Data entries
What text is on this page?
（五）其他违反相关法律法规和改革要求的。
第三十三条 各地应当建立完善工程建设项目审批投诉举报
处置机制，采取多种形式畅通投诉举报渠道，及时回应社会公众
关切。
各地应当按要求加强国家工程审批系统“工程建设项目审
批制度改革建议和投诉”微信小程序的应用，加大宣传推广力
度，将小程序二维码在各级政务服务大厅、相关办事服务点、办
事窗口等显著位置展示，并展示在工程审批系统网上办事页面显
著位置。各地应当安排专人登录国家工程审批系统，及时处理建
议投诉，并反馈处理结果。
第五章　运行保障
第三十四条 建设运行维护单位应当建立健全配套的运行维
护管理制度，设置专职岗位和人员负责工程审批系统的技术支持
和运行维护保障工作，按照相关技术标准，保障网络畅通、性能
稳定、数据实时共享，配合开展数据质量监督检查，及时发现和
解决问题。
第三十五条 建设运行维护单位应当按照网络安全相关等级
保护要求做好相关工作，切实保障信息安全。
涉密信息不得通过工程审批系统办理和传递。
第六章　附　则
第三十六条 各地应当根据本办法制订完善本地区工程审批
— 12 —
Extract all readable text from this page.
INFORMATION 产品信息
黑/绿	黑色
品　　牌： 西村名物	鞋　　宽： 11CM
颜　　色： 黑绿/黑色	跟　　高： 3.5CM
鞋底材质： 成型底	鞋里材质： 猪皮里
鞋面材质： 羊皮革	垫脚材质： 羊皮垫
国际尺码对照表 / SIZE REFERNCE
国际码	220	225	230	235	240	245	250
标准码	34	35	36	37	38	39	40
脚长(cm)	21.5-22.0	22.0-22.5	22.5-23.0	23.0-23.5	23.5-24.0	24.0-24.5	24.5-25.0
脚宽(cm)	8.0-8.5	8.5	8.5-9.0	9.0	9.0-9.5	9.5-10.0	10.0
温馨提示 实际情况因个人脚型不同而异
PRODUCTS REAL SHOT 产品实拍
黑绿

Task prompt
Report only how many lines in the records contain the word "page".

Response
2